**Material for this exercise**
• • •

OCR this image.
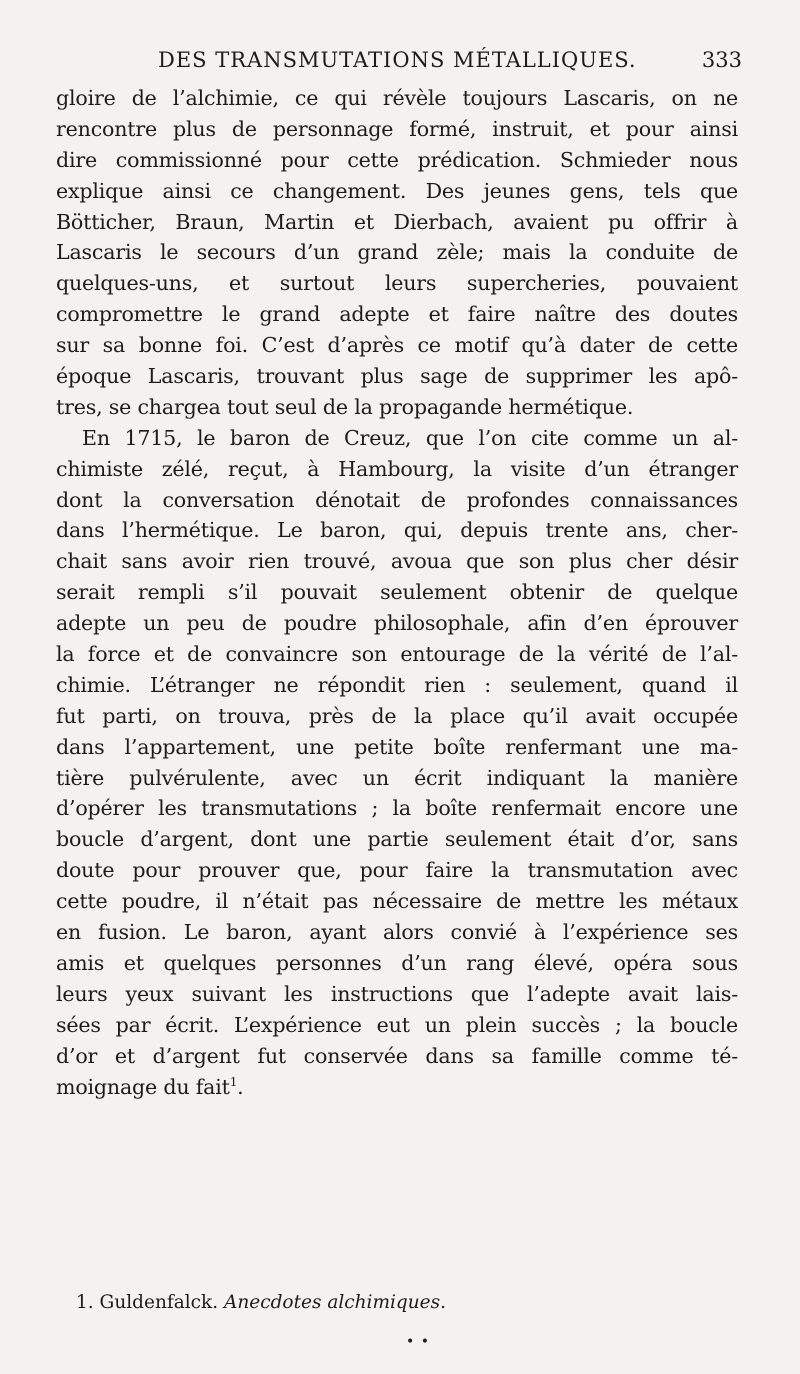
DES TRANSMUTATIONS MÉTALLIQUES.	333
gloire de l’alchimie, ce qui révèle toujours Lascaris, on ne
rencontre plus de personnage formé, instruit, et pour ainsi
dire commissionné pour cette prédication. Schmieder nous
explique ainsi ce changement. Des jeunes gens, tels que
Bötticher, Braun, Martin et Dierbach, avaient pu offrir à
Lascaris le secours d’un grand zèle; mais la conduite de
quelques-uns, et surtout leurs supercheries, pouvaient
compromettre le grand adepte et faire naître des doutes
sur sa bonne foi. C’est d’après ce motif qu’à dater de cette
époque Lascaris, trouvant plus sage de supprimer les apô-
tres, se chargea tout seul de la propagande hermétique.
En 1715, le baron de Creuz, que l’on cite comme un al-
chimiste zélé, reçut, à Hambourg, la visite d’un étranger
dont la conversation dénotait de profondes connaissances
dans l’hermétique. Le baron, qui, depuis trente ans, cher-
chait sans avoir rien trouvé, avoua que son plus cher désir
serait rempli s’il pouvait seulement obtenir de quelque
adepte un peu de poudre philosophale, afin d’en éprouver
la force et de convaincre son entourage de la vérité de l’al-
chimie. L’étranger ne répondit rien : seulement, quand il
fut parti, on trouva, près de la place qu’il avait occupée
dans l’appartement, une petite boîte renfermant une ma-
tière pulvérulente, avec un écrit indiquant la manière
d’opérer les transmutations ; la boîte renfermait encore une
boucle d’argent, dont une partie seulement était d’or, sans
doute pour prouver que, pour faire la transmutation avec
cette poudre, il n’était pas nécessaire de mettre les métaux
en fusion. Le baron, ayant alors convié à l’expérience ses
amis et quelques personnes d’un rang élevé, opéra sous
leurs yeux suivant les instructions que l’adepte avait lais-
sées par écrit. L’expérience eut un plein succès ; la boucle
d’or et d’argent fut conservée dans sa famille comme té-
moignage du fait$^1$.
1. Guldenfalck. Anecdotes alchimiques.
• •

• • •

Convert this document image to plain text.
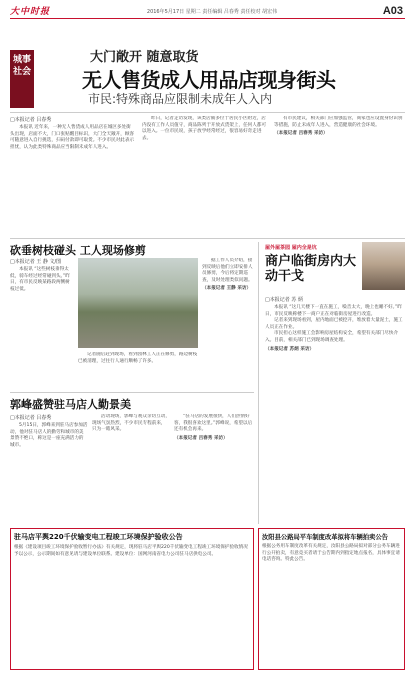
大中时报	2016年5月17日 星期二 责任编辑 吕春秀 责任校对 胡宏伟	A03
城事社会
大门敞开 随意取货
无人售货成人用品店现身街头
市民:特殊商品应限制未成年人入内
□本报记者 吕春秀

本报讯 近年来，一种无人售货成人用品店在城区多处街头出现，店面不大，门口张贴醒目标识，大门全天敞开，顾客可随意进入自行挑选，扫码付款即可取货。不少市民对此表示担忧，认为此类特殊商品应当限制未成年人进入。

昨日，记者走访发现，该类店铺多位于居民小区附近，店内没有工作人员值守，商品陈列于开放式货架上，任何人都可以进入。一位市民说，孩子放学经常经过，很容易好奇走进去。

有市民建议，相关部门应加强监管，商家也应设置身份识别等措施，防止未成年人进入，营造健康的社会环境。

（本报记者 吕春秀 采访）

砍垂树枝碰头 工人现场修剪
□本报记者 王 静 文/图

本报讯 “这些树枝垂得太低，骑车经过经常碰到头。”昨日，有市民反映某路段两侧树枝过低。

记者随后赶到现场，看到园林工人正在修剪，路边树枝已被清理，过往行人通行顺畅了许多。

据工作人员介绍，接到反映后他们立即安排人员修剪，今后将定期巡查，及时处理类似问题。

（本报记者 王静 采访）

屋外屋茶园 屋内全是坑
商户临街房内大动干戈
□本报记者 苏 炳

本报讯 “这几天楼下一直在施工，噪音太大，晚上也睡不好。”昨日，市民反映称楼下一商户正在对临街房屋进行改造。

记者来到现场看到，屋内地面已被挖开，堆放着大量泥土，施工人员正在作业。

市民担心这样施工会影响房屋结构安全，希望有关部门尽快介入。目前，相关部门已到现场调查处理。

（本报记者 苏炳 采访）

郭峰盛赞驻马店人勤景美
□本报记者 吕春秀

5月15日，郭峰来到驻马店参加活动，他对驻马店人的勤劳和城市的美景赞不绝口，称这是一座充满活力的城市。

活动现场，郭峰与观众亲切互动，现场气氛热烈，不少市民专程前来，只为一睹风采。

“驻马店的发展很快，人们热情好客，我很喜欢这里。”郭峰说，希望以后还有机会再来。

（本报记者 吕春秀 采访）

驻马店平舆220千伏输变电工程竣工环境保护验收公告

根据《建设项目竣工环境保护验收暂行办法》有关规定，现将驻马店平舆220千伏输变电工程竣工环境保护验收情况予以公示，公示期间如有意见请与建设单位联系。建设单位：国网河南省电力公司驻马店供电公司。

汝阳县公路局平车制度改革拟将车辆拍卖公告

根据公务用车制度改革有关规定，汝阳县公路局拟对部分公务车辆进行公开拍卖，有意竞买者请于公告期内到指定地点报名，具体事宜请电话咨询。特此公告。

• • •

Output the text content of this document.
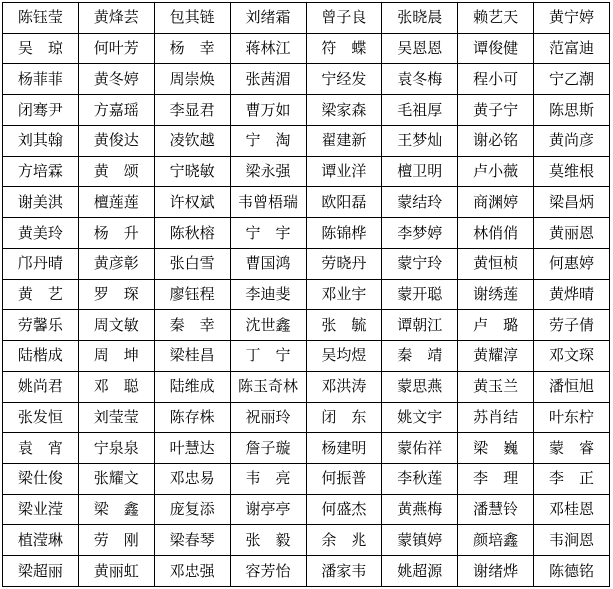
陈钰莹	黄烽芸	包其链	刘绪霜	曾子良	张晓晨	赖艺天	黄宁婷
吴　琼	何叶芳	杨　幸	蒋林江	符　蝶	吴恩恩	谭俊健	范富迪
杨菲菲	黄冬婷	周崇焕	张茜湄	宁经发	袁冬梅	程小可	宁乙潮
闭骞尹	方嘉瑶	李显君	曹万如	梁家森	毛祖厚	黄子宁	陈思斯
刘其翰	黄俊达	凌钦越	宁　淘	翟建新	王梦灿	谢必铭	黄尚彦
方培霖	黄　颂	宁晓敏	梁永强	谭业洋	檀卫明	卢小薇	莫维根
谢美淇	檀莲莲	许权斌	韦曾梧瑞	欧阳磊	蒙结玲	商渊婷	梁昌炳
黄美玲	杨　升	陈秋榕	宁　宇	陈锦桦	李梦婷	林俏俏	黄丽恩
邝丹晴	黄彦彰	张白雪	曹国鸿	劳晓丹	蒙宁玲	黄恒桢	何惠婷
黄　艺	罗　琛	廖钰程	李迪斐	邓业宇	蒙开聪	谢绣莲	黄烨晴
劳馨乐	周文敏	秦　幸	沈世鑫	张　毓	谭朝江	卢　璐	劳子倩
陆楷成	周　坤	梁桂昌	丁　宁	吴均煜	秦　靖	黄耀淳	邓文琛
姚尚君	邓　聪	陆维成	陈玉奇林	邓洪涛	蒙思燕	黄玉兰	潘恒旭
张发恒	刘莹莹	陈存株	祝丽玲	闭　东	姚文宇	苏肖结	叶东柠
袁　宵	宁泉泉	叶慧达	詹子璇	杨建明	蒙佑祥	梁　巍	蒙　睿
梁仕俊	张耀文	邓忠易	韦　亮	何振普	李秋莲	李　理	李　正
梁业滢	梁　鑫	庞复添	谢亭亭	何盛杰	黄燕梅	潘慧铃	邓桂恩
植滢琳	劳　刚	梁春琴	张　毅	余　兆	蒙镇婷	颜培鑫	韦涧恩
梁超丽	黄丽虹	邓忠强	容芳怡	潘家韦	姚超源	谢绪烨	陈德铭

• • •

**Required task**
Return each line of the listing that holds the string "étranger".

**Written response**
chimiste zélé, reçut, à Hambourg, la visite d’un étranger
chimie. L’étranger ne répondit rien : seulement, quand il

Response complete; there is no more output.